-- start --
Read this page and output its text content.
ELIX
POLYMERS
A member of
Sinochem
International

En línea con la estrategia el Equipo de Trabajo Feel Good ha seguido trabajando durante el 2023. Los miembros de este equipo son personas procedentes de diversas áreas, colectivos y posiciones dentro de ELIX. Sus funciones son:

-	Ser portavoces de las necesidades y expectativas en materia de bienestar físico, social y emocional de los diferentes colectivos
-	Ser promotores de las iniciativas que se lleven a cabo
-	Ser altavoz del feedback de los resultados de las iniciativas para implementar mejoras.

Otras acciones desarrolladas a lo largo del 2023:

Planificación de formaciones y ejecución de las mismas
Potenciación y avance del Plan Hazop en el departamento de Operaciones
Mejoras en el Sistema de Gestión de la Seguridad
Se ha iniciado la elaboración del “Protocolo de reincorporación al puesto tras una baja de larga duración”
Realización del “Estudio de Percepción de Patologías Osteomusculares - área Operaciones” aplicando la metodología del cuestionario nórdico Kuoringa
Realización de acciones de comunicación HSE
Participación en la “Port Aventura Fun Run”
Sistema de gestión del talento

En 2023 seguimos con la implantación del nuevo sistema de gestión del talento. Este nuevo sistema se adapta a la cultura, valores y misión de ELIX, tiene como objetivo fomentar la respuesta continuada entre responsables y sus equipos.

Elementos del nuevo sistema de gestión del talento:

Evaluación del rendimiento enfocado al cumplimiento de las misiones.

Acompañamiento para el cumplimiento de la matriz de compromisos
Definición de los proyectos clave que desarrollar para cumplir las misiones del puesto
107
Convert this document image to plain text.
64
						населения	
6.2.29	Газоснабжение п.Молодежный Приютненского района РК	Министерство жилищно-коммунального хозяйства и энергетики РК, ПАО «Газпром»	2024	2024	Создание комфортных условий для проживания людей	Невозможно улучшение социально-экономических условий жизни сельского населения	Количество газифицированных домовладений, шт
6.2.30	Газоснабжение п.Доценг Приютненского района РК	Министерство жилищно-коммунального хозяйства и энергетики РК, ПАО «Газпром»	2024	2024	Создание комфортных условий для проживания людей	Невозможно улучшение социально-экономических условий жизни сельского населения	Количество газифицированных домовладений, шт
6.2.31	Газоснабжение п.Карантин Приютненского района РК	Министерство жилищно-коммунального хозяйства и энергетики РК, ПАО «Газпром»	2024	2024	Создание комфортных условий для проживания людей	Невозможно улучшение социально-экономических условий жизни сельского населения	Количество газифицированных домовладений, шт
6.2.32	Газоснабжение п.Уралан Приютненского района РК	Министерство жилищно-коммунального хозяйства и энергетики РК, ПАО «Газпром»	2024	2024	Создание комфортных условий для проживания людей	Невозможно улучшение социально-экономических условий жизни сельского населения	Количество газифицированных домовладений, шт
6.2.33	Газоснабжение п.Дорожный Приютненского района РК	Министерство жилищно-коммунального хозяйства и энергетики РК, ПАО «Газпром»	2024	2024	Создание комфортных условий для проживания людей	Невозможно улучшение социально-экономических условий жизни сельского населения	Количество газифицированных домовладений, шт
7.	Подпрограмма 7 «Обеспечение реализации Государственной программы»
-- end --
— Aim of the exercise —
List all lines in the material containing the string "cumplimiento".

— Completed task —
Evaluación del rendimiento enfocado al cumplimiento de las misiones.
Acompañamiento para el cumplimiento de la matriz de compromisos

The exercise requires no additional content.